- _What you have to do_:
Answer with a single number: the count of lines that hold "Ebendarin".

**** Dataset entries ****

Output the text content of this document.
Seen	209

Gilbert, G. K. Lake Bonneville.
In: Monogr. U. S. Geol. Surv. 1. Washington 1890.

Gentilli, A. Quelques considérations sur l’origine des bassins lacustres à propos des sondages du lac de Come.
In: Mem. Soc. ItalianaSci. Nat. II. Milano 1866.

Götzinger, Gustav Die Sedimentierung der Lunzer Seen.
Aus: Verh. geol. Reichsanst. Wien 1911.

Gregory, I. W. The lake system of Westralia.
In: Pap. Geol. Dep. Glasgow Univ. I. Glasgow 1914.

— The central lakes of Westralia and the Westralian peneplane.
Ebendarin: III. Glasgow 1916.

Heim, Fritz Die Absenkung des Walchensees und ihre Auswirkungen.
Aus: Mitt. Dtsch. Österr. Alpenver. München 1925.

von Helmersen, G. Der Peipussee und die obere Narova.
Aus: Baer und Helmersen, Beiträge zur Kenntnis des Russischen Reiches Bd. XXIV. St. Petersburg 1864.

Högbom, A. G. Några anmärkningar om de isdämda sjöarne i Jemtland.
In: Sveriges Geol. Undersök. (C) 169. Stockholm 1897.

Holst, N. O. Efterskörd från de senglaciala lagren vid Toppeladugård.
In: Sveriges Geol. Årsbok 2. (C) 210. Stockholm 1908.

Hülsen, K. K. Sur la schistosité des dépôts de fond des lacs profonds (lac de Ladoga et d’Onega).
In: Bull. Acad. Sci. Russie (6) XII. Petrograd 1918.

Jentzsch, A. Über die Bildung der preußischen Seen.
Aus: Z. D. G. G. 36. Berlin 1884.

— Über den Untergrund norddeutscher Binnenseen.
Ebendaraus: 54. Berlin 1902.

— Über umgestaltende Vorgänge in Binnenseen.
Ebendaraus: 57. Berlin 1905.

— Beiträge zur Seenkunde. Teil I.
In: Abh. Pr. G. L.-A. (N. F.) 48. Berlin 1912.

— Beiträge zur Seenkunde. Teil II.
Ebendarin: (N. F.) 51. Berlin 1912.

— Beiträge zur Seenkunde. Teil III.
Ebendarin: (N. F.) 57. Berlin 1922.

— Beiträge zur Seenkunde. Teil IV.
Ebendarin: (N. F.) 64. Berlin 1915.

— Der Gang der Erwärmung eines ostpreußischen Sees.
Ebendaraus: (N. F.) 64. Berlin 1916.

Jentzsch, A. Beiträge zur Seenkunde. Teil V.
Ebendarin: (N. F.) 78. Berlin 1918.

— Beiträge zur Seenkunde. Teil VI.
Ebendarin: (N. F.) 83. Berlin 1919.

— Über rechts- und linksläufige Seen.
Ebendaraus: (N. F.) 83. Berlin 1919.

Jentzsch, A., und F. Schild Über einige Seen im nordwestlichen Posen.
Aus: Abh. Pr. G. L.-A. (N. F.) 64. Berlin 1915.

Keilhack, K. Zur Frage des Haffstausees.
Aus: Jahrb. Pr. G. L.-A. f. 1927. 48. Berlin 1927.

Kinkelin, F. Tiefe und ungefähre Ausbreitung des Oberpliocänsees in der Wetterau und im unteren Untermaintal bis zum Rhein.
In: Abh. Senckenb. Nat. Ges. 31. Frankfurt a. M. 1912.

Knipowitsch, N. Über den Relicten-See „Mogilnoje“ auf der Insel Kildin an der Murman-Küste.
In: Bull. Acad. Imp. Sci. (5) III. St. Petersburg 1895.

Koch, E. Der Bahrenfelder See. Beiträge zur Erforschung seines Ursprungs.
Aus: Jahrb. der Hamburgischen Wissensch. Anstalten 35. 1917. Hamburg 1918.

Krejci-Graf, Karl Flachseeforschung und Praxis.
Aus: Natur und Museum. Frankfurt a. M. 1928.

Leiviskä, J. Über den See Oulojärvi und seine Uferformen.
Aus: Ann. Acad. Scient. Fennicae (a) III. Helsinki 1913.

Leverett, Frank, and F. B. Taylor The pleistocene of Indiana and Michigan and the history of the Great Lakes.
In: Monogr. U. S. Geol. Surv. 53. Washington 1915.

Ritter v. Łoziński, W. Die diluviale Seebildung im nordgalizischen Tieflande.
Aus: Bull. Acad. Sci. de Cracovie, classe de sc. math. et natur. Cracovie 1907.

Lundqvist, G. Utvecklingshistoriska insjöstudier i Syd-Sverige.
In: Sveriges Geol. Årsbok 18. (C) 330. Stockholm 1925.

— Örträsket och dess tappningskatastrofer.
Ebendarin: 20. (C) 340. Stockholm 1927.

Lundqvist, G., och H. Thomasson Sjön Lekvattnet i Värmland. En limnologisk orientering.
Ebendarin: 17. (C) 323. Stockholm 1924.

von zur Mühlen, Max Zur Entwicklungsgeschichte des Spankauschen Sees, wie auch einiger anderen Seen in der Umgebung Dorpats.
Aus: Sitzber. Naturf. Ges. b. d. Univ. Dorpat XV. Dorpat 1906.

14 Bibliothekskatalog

****

- _Result of the task_:
8